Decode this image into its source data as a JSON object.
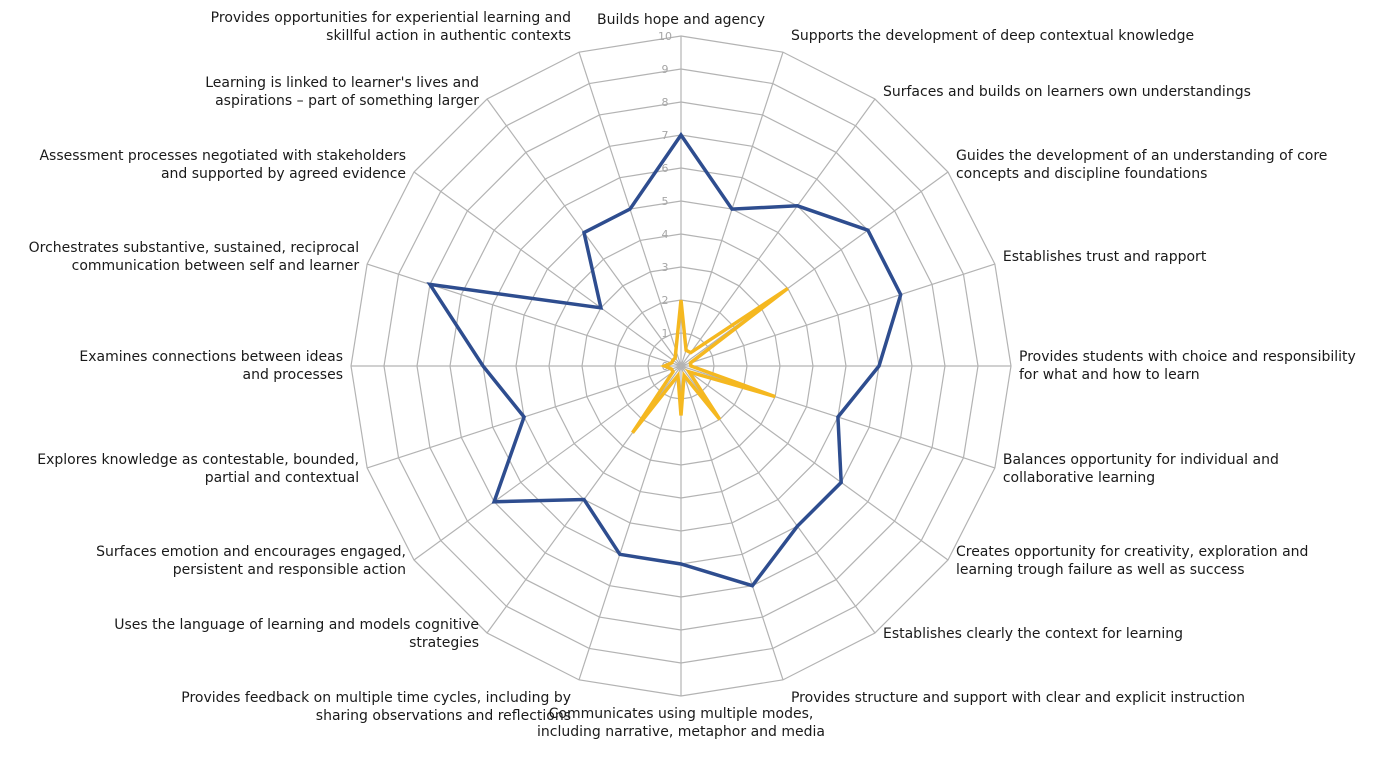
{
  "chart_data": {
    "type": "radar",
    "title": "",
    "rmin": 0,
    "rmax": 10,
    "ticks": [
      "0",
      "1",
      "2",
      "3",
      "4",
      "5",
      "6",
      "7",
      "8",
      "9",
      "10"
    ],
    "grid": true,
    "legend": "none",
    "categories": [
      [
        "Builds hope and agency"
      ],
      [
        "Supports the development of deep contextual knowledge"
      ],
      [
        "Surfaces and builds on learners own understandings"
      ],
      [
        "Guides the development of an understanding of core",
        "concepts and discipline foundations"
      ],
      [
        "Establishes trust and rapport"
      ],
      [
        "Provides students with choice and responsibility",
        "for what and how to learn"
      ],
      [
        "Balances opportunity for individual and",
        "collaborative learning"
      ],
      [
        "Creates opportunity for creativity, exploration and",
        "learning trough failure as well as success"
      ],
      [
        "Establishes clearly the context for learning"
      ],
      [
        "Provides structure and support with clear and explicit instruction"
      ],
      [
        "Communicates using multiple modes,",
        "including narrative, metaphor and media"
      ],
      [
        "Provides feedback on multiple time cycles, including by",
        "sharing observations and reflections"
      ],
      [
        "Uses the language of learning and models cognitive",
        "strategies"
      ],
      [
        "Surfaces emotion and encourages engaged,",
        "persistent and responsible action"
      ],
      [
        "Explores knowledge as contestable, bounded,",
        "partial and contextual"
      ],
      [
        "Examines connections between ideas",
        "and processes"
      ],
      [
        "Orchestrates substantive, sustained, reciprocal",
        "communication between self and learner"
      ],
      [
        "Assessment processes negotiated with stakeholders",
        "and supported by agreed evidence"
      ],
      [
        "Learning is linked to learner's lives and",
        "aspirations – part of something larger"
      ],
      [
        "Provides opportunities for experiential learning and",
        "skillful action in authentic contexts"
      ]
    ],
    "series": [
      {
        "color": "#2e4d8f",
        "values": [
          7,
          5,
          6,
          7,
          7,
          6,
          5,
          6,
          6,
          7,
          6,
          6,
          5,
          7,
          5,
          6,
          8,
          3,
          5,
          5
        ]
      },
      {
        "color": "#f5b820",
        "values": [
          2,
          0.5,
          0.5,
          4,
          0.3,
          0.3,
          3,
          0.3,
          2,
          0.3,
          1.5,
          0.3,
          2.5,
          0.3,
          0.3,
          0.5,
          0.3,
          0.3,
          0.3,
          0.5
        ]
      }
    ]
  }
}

•••

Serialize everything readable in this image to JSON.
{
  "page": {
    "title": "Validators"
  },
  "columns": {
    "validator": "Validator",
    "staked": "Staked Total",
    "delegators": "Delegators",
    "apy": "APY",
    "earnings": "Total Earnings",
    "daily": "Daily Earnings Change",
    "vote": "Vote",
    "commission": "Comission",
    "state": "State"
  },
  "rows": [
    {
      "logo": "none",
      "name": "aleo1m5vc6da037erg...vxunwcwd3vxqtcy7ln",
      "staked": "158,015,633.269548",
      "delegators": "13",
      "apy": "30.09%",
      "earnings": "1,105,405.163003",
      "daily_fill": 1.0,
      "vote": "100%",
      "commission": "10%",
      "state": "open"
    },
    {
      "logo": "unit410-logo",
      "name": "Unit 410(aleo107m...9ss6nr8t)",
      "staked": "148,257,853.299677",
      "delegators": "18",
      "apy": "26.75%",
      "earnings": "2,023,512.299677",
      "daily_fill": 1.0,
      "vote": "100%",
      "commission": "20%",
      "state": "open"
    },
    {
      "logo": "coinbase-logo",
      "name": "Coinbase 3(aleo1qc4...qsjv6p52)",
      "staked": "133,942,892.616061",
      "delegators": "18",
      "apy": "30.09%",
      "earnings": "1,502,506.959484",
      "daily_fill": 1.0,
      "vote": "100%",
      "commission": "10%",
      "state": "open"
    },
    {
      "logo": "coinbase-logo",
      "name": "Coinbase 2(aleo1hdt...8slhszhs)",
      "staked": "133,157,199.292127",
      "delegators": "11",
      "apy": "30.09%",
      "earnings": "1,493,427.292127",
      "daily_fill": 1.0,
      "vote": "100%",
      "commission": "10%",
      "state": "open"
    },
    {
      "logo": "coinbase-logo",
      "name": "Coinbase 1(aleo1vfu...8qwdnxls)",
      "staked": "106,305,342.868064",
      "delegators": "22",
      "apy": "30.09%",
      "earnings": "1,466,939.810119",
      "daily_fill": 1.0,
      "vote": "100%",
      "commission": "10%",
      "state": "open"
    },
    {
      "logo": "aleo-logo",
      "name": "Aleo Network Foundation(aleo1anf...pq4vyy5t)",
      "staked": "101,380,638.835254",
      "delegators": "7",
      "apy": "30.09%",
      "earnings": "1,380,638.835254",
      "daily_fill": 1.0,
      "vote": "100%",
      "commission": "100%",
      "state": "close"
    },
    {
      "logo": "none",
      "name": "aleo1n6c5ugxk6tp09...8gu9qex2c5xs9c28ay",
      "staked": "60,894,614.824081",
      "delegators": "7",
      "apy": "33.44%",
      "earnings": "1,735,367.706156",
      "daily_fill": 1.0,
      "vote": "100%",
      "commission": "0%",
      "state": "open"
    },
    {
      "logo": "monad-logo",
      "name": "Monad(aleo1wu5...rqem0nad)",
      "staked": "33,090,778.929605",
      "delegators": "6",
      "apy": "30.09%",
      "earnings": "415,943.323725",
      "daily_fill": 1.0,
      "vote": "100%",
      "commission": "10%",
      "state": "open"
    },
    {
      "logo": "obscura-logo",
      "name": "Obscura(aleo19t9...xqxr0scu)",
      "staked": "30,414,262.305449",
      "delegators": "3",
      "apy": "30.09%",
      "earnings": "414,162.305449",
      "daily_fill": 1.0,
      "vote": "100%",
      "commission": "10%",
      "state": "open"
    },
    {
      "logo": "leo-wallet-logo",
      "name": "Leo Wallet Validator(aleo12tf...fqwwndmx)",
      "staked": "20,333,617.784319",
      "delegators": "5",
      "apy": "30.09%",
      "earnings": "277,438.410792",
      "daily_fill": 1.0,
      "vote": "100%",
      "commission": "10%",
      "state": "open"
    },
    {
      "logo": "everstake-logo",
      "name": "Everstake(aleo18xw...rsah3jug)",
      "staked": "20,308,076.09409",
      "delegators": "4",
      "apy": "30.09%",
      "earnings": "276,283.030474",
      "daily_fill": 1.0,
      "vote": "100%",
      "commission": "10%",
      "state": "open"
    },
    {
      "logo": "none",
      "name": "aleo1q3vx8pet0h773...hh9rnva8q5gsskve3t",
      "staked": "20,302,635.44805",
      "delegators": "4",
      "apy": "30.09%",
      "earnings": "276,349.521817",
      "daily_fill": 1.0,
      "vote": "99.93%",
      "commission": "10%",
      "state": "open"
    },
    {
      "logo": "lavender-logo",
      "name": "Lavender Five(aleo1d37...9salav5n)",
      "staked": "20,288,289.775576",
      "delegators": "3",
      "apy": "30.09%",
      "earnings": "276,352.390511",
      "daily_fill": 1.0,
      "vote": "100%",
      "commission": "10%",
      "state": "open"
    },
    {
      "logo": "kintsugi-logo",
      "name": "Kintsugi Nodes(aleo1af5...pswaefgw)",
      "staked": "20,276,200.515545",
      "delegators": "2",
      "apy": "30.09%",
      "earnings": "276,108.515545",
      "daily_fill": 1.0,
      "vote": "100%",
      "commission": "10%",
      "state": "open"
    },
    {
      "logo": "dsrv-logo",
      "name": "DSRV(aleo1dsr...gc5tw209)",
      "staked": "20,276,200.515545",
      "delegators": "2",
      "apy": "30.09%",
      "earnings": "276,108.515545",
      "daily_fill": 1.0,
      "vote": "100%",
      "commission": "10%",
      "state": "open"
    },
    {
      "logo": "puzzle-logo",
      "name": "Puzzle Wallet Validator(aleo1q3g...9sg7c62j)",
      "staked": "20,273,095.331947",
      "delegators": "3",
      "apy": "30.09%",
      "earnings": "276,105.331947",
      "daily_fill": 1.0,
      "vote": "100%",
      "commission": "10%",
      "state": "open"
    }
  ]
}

•••

### Instructions to follow
Search the data above for the word "JSON", then gather each line in which it appears.

### Result of the task
Decode this image into its source data as a JSON object.
Serialize everything readable in this image to JSON.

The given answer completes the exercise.